>> Start

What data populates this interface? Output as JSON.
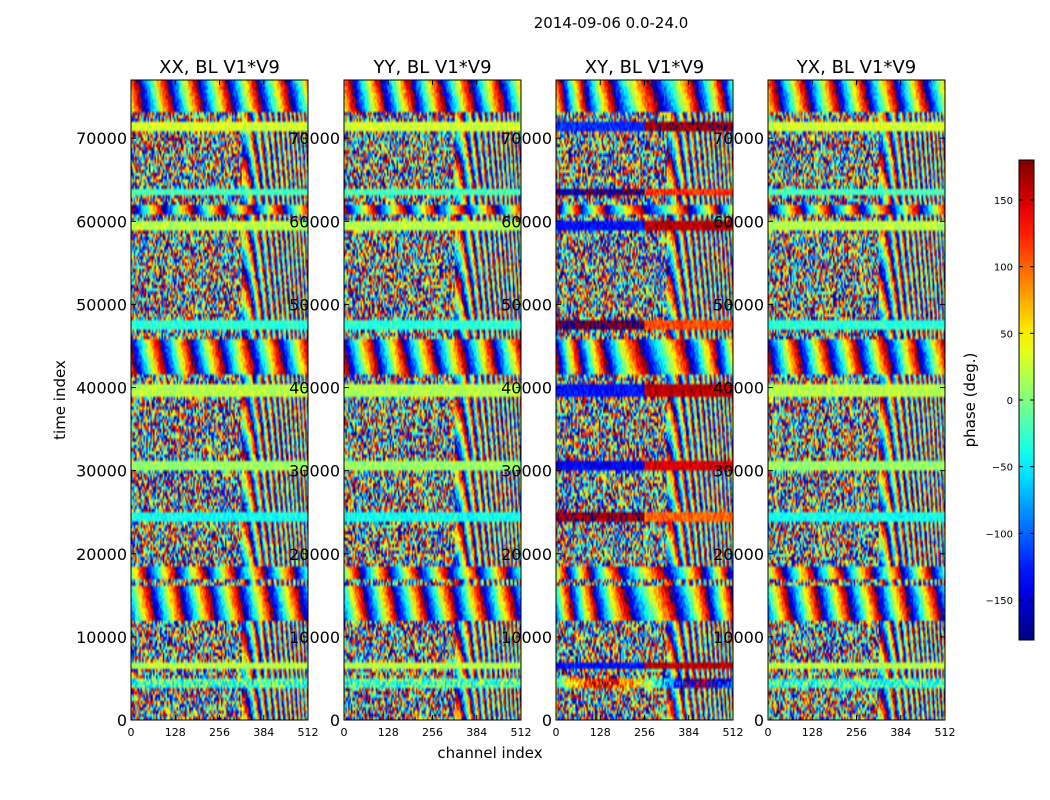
{
  "chart_data": {
    "type": "heatmap",
    "suptitle": "2014-09-06 0.0-24.0",
    "xlabel": "channel index",
    "ylabel": "time index",
    "xlim": [
      0,
      512
    ],
    "ylim": [
      0,
      77000
    ],
    "xticks": [
      0,
      128,
      256,
      384,
      512
    ],
    "yticks": [
      0,
      10000,
      20000,
      30000,
      40000,
      50000,
      60000,
      70000
    ],
    "ytick_labels": [
      "0",
      "10000",
      "20000",
      "30000",
      "40000",
      "50000",
      "60000",
      "70000"
    ],
    "panels": [
      {
        "title": "XX, BL V1*V9",
        "pol": "XX"
      },
      {
        "title": "YY, BL V1*V9",
        "pol": "YY"
      },
      {
        "title": "XY, BL V1*V9",
        "pol": "XY"
      },
      {
        "title": "YX, BL V1*V9",
        "pol": "YX"
      }
    ],
    "colorbar": {
      "label": "phase (deg.)",
      "range": [
        -180,
        180
      ],
      "ticks": [
        150,
        100,
        50,
        0,
        -50,
        -100,
        -150
      ],
      "tick_labels": [
        "150",
        "100",
        "50",
        "0",
        "−50",
        "−100",
        "−150"
      ],
      "colormap": "jet"
    },
    "bands": [
      {
        "t0": 4000,
        "t1": 5000,
        "phase": -20,
        "mode": "streak"
      },
      {
        "t0": 6000,
        "t1": 7000,
        "phase": 20,
        "mode": "const"
      },
      {
        "t0": 12000,
        "t1": 16000,
        "phase": 0,
        "mode": "fringe"
      },
      {
        "t0": 17000,
        "t1": 18500,
        "phase": 0,
        "mode": "fringe"
      },
      {
        "t0": 24000,
        "t1": 25000,
        "phase": -40,
        "mode": "const"
      },
      {
        "t0": 30000,
        "t1": 31000,
        "phase": 10,
        "mode": "const"
      },
      {
        "t0": 39000,
        "t1": 40500,
        "phase": 20,
        "mode": "const"
      },
      {
        "t0": 41500,
        "t1": 46000,
        "phase": 0,
        "mode": "fringe"
      },
      {
        "t0": 47000,
        "t1": 48000,
        "phase": -30,
        "mode": "const"
      },
      {
        "t0": 59000,
        "t1": 60000,
        "phase": 20,
        "mode": "const"
      },
      {
        "t0": 61000,
        "t1": 62000,
        "phase": 0,
        "mode": "fringe"
      },
      {
        "t0": 63000,
        "t1": 64000,
        "phase": -20,
        "mode": "const"
      },
      {
        "t0": 71000,
        "t1": 72000,
        "phase": 30,
        "mode": "const"
      },
      {
        "t0": 73000,
        "t1": 77000,
        "phase": 0,
        "mode": "fringe"
      }
    ]
  }
}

>> End

Work to do — Repeat each line of the records above exactly, but do not copy the pictures.

Finished answer —
What data populates this interface? Output as JSON.
{
  "chart_data": {
    "type": "heatmap",
    "suptitle": "2014-09-06 0.0-24.0",
    "xlabel": "channel index",
    "ylabel": "time index",
    "xlim": [
      0,
      512
    ],
    "ylim": [
      0,
      77000
    ],
    "xticks": [
      0,
      128,
      256,
      384,
      512
    ],
    "yticks": [
      0,
      10000,
      20000,
      30000,
      40000,
      50000,
      60000,
      70000
    ],
    "ytick_labels": [
      "0",
      "10000",
      "20000",
      "30000",
      "40000",
      "50000",
      "60000",
      "70000"
    ],
    "panels": [
      {
        "title": "XX, BL V1*V9",
        "pol": "XX"
      },
      {
        "title": "YY, BL V1*V9",
        "pol": "YY"
      },
      {
        "title": "XY, BL V1*V9",
        "pol": "XY"
      },
      {
        "title": "YX, BL V1*V9",
        "pol": "YX"
      }
    ],
    "colorbar": {
      "label": "phase (deg.)",
      "range": [
        -180,
        180
      ],
      "ticks": [
        150,
        100,
        50,
        0,
        -50,
        -100,
        -150
      ],
      "tick_labels": [
        "150",
        "100",
        "50",
        "0",
        "−50",
        "−100",
        "−150"
      ],
      "colormap": "jet"
    },
    "bands": [
      {
        "t0": 4000,
        "t1": 5000,
        "phase": -20,
        "mode": "streak"
      },
      {
        "t0": 6000,
        "t1": 7000,
        "phase": 20,
        "mode": "const"
      },
      {
        "t0": 12000,
        "t1": 16000,
        "phase": 0,
        "mode": "fringe"
      },
      {
        "t0": 17000,
        "t1": 18500,
        "phase": 0,
        "mode": "fringe"
      },
      {
        "t0": 24000,
        "t1": 25000,
        "phase": -40,
        "mode": "const"
      },
      {
        "t0": 30000,
        "t1": 31000,
        "phase": 10,
        "mode": "const"
      },
      {
        "t0": 39000,
        "t1": 40500,
        "phase": 20,
        "mode": "const"
      },
      {
        "t0": 41500,
        "t1": 46000,
        "phase": 0,
        "mode": "fringe"
      },
      {
        "t0": 47000,
        "t1": 48000,
        "phase": -30,
        "mode": "const"
      },
      {
        "t0": 59000,
        "t1": 60000,
        "phase": 20,
        "mode": "const"
      },
      {
        "t0": 61000,
        "t1": 62000,
        "phase": 0,
        "mode": "fringe"
      },
      {
        "t0": 63000,
        "t1": 64000,
        "phase": -20,
        "mode": "const"
      },
      {
        "t0": 71000,
        "t1": 72000,
        "phase": 30,
        "mode": "const"
      },
      {
        "t0": 73000,
        "t1": 77000,
        "phase": 0,
        "mode": "fringe"
      }
    ]
  }
}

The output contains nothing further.